Find each line holding "title" and copy it out.

(Data entries for graphics)
______________________________
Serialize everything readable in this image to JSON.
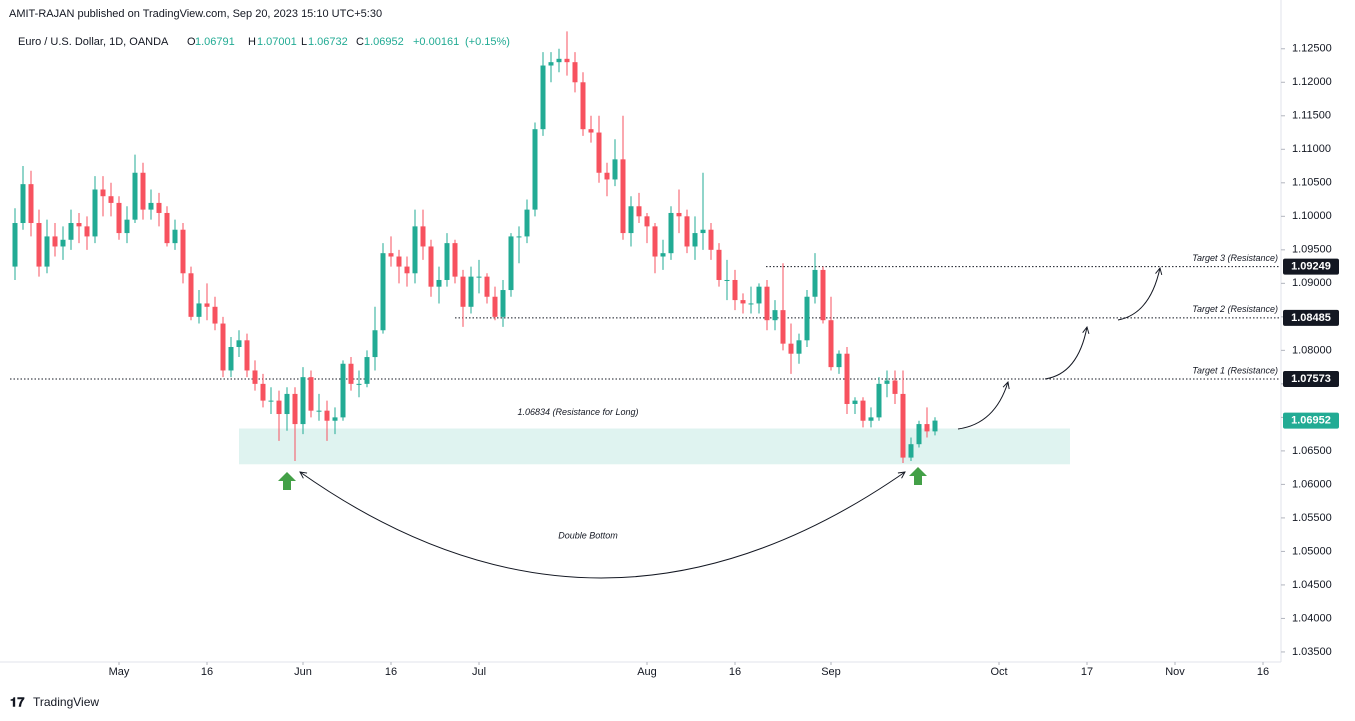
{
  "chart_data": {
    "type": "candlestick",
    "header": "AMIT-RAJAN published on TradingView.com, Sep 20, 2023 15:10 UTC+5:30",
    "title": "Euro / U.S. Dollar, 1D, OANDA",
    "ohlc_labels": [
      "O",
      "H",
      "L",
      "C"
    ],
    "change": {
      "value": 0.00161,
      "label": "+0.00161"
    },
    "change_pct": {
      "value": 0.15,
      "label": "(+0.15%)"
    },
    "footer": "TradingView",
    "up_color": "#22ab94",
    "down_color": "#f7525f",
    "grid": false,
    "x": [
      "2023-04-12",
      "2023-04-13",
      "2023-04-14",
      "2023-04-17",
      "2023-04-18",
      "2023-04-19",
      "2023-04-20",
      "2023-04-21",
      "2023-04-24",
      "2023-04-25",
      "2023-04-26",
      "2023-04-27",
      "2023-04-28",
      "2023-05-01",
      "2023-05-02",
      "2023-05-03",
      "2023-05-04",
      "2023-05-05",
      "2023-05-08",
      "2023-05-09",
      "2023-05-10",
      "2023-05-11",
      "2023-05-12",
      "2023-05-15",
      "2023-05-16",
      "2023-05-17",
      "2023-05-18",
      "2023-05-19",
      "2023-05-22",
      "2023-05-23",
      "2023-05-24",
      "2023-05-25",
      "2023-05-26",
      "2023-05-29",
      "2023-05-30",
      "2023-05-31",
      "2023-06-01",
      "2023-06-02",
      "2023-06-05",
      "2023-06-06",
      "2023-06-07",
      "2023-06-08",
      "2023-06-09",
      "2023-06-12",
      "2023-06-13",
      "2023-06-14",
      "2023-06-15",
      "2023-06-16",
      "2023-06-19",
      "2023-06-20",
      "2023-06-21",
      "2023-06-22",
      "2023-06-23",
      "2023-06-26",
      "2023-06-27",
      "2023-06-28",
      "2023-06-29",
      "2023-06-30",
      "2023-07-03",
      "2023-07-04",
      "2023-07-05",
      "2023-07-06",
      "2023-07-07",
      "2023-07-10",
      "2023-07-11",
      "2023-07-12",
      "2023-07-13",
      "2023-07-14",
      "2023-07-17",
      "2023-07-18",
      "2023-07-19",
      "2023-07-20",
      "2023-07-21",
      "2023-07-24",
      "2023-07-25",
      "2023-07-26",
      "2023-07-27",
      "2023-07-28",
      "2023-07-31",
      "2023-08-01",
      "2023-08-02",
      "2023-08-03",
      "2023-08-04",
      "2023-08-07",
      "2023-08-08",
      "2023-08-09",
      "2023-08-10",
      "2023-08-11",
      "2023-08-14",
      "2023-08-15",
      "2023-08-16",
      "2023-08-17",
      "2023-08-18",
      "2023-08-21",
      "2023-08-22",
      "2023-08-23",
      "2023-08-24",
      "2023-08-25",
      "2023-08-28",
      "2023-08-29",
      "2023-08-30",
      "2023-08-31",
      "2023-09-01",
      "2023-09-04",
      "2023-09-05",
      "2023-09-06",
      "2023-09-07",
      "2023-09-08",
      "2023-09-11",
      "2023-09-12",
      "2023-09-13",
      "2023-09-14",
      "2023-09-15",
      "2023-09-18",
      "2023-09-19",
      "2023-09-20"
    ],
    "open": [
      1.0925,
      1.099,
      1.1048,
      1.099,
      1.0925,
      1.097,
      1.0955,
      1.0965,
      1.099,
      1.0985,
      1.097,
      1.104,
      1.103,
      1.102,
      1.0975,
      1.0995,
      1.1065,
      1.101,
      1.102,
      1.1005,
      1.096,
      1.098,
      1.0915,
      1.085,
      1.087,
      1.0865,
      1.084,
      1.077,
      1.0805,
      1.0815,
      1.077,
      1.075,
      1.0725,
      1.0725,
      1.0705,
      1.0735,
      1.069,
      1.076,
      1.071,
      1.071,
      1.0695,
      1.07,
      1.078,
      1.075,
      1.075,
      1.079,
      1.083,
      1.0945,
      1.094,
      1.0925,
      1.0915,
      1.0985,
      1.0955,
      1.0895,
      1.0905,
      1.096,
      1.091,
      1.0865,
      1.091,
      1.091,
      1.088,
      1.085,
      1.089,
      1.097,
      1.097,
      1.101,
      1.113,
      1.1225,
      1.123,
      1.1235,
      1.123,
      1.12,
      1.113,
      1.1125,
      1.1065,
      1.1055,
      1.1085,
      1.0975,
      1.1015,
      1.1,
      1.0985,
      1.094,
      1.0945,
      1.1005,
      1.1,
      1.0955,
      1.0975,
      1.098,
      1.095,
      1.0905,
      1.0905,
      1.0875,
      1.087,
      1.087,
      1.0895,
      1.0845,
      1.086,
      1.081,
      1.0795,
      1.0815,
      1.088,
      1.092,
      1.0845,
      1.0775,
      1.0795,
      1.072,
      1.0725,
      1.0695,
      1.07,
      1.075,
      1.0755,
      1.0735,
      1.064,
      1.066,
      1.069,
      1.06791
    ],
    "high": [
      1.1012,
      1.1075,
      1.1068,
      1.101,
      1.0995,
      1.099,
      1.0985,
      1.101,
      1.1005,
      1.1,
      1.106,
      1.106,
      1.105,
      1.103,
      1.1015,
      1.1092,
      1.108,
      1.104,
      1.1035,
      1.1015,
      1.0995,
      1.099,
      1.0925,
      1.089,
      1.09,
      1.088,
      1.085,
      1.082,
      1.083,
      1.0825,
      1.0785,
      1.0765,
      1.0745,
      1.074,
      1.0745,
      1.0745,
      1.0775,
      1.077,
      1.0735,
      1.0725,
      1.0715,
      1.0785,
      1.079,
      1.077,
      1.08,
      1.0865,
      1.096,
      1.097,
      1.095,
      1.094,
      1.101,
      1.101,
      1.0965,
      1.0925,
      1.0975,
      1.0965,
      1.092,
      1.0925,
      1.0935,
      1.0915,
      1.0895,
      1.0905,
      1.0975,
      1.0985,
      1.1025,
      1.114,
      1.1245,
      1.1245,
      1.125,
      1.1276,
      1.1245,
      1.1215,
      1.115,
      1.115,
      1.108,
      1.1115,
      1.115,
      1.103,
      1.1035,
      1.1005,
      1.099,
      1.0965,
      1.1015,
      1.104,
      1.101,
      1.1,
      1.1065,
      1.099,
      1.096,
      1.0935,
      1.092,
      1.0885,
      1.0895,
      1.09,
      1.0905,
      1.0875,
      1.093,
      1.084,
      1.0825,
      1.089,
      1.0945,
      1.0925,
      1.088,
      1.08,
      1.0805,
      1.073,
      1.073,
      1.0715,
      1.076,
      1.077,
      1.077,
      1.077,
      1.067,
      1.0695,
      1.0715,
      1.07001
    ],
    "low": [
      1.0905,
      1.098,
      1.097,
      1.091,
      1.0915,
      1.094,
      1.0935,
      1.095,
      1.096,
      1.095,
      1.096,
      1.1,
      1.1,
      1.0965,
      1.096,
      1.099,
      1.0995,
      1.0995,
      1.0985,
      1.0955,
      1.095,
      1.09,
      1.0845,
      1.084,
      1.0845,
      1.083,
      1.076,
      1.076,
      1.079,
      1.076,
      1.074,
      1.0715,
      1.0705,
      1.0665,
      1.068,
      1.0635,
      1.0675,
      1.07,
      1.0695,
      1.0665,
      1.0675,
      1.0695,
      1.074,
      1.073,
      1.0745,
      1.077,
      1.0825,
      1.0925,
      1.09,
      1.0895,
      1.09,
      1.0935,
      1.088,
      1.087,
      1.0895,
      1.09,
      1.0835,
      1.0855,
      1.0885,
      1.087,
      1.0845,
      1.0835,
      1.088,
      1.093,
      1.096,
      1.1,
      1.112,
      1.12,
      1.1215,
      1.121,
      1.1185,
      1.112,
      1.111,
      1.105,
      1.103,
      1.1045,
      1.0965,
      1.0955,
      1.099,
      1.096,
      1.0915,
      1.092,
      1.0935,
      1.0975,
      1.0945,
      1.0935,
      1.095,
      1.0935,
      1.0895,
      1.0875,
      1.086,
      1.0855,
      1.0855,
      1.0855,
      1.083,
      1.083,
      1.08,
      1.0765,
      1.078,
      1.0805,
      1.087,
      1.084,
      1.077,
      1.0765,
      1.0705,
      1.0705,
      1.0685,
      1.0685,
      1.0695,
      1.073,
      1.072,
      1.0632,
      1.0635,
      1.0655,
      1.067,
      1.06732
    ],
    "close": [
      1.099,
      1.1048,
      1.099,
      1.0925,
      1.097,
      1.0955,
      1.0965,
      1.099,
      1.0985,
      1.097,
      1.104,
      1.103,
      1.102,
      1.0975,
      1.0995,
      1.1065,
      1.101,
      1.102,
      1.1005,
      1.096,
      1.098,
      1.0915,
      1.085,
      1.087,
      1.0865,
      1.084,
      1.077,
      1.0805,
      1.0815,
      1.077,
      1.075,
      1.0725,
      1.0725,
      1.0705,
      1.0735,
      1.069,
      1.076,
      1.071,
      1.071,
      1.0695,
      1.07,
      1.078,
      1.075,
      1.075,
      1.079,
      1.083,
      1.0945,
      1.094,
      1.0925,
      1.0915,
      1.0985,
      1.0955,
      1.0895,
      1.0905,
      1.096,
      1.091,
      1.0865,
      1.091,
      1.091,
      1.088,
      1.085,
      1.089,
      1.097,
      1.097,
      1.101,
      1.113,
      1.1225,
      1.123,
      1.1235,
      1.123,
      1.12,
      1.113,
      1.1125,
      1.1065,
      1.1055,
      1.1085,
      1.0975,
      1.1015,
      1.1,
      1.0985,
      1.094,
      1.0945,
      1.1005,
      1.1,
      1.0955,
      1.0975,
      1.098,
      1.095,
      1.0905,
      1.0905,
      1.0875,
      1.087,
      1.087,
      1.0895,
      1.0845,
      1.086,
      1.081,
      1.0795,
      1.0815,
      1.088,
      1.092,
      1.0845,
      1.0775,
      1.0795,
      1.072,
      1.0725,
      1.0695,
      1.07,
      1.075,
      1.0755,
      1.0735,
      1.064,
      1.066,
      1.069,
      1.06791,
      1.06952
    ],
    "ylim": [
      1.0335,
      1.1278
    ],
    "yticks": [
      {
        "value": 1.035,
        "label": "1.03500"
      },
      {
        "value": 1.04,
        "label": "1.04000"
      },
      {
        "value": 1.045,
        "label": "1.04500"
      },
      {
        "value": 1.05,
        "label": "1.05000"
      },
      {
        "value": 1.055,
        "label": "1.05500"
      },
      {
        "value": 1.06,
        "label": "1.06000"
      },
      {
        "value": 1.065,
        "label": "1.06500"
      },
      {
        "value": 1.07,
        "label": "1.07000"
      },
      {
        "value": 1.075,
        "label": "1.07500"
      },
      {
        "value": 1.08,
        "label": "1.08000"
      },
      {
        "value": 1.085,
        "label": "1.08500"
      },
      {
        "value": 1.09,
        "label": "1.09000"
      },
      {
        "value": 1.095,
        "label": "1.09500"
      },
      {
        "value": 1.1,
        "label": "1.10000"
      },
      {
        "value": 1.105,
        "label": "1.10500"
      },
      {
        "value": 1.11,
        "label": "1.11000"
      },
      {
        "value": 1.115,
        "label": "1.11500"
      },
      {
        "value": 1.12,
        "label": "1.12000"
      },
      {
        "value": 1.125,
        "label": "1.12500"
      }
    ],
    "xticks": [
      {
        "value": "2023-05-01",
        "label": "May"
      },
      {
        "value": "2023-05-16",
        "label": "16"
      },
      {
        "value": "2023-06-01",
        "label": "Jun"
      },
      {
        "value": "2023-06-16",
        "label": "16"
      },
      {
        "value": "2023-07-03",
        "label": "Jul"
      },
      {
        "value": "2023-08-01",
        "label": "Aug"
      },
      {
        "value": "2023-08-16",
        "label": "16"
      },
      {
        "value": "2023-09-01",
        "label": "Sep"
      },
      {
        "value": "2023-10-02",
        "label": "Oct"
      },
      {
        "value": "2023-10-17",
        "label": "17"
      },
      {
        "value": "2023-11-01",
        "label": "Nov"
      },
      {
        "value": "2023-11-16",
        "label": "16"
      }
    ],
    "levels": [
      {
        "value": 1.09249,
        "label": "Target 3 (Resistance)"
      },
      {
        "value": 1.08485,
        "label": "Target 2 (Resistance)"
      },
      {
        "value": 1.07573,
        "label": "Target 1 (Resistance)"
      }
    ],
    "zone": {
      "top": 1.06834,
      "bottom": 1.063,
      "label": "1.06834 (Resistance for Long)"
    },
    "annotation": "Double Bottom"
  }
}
______________________________
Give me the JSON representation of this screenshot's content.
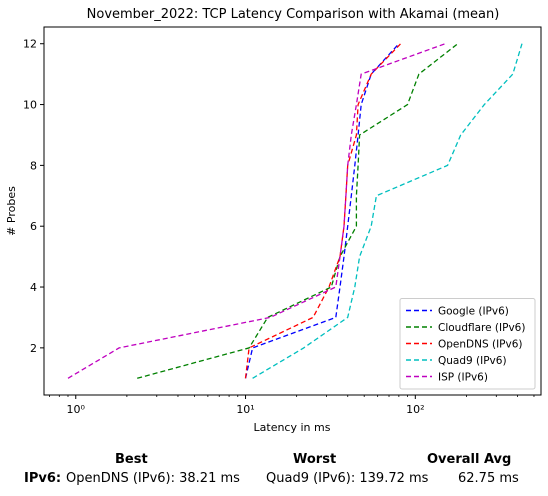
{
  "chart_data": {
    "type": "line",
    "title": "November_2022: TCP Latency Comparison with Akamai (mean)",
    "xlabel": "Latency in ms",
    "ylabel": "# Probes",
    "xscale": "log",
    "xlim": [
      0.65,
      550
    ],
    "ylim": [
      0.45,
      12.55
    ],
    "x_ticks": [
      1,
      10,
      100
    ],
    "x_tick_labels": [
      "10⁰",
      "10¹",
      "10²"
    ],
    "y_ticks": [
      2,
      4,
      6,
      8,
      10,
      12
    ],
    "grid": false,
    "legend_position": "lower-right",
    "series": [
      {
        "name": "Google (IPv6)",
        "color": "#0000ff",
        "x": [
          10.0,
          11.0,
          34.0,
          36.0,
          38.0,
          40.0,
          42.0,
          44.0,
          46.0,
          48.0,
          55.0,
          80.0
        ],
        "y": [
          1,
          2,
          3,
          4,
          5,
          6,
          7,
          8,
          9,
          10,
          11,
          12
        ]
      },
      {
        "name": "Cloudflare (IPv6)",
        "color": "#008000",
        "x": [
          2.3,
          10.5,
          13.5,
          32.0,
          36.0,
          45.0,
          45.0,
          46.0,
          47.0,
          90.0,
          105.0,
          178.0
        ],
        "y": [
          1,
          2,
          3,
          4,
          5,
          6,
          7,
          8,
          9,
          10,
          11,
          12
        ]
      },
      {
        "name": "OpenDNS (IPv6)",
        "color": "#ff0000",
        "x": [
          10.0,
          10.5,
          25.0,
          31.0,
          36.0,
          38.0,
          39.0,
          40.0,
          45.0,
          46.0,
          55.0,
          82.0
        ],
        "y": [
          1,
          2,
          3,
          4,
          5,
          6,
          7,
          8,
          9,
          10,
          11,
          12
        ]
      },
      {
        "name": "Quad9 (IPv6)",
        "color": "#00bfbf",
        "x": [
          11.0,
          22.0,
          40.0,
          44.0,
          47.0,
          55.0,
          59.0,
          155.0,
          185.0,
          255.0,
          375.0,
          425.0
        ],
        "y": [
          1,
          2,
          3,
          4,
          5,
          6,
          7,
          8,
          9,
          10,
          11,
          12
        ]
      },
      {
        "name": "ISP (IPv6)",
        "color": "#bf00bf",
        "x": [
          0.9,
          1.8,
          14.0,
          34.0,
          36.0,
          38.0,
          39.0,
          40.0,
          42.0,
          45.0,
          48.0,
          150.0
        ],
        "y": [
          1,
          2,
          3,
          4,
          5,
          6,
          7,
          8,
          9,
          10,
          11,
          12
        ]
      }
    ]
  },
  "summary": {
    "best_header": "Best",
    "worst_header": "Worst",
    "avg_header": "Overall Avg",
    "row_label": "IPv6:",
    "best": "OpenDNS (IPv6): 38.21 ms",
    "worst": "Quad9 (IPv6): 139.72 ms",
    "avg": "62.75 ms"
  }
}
______________________________
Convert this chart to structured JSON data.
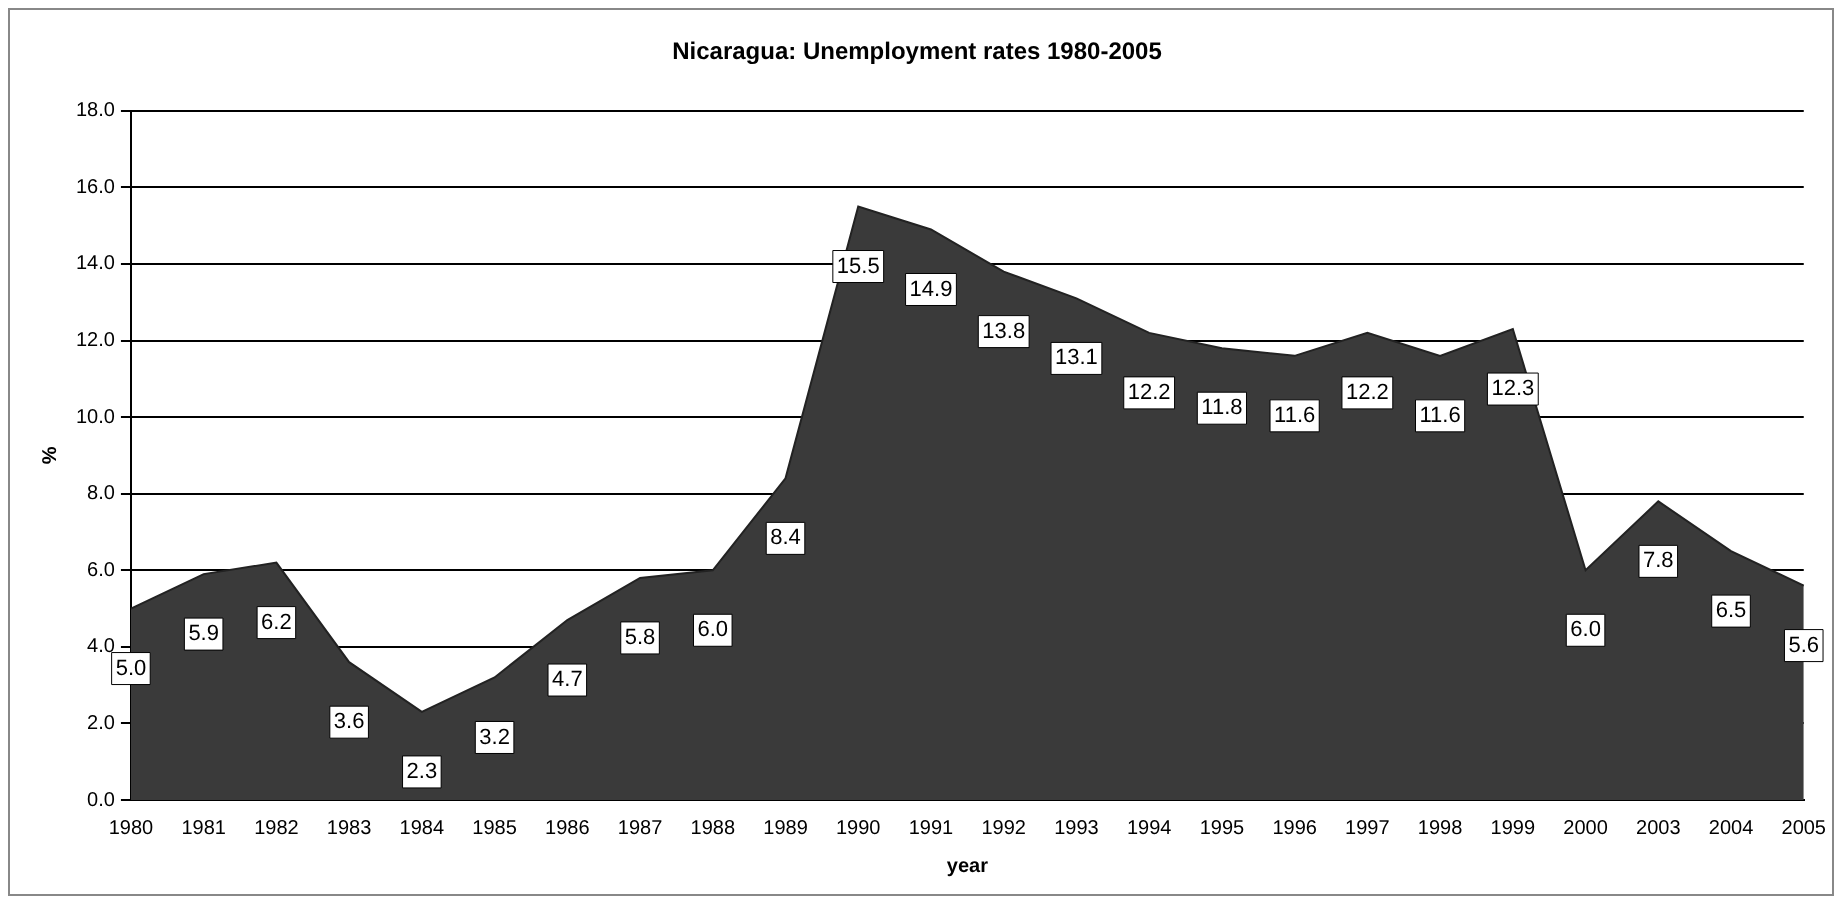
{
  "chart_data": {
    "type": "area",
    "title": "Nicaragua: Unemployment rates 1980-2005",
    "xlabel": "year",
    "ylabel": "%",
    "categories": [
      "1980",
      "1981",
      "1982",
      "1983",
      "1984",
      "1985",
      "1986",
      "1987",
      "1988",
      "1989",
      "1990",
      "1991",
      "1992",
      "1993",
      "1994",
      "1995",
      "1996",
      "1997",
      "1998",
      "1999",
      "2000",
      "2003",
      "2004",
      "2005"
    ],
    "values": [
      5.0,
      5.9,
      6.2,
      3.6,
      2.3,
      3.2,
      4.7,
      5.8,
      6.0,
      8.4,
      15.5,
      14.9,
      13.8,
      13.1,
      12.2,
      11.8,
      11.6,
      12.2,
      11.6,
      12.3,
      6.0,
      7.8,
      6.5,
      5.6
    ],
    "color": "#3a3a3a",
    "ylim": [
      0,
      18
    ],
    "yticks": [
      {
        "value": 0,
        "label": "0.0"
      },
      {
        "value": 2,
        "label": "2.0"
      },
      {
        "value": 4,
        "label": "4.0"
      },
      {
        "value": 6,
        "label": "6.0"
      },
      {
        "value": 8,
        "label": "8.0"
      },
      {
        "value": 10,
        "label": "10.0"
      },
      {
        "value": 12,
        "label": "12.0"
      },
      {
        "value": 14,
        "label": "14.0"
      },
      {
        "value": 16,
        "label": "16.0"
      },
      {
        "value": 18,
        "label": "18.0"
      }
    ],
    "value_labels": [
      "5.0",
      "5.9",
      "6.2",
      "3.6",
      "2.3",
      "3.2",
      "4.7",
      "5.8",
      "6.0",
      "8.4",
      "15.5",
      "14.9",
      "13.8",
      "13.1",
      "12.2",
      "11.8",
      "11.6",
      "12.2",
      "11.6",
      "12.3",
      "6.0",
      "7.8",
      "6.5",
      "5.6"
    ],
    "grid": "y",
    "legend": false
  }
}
______________________________
**Output for this task:**
    "title": "Euro / U.S. Dollar, 1D, OANDA",
    "title": "November_2022: TCP Latency Comparison with Akamai (mean)",
    "title": "Nicaragua: Unemployment rates 1980-2005",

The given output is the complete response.